(Собранные записи данных)

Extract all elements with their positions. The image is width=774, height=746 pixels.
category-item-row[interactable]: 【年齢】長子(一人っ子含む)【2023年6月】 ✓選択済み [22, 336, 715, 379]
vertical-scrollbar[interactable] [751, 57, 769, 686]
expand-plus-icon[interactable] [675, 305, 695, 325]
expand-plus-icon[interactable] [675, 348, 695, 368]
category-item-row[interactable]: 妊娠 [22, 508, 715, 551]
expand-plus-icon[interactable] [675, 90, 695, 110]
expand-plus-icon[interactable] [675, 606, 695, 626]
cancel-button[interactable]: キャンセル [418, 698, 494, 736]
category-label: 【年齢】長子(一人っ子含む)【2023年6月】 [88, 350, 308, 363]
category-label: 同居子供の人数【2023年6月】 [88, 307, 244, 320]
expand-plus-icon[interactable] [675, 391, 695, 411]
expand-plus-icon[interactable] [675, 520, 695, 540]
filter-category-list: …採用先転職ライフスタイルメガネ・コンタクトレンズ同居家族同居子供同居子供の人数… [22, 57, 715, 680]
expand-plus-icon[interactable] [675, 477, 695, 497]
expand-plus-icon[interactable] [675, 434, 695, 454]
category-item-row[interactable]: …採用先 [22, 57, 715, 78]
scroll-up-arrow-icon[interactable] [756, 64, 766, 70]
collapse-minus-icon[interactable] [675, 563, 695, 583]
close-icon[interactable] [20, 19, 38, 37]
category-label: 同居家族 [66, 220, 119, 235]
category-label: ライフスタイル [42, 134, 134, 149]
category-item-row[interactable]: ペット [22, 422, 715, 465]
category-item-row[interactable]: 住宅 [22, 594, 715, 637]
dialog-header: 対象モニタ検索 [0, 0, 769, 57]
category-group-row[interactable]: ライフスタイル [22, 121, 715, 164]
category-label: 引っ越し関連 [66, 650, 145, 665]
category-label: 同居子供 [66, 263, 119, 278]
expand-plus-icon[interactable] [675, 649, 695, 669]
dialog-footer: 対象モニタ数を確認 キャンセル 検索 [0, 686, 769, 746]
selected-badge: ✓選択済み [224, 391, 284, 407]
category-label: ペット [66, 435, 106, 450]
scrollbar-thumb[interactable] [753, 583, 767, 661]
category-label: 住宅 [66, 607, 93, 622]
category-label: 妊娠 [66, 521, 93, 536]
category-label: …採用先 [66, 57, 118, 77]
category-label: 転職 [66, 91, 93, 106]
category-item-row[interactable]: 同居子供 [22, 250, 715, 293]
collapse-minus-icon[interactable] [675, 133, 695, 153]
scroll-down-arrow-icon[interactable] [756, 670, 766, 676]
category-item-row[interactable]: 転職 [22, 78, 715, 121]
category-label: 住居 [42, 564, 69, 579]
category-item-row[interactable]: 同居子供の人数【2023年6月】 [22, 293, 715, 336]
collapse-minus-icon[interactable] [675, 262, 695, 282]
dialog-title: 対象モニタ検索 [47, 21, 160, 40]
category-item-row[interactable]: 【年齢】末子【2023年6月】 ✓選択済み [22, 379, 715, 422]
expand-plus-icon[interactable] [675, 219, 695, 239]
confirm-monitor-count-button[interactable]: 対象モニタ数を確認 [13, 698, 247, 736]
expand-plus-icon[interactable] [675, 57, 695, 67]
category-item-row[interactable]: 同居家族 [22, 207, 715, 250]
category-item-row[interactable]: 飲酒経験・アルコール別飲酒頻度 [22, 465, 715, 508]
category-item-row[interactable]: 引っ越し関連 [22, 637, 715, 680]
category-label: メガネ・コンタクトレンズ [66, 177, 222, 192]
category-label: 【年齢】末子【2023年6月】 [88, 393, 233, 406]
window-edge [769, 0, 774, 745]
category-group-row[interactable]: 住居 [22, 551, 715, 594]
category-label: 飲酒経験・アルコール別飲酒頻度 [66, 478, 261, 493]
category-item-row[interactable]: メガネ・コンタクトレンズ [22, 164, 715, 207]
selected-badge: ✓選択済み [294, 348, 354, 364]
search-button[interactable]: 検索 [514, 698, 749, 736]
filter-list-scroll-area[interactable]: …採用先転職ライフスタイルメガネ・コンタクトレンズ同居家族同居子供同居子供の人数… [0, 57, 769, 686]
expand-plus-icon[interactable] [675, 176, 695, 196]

### ЗАДАНИЕ:
Покажите все строки перечня выше, в которых есть строка "選択済み", учитывая регистр букв.

### ОТВЕТ:
category-item-row[interactable]: 【年齢】長子(一人っ子含む)【2023年6月】 ✓選択済み [22, 336, 715, 379]
selected-badge: ✓選択済み [224, 391, 284, 407]
category-item-row[interactable]: 【年齢】末子【2023年6月】 ✓選択済み [22, 379, 715, 422]
selected-badge: ✓選択済み [294, 348, 354, 364]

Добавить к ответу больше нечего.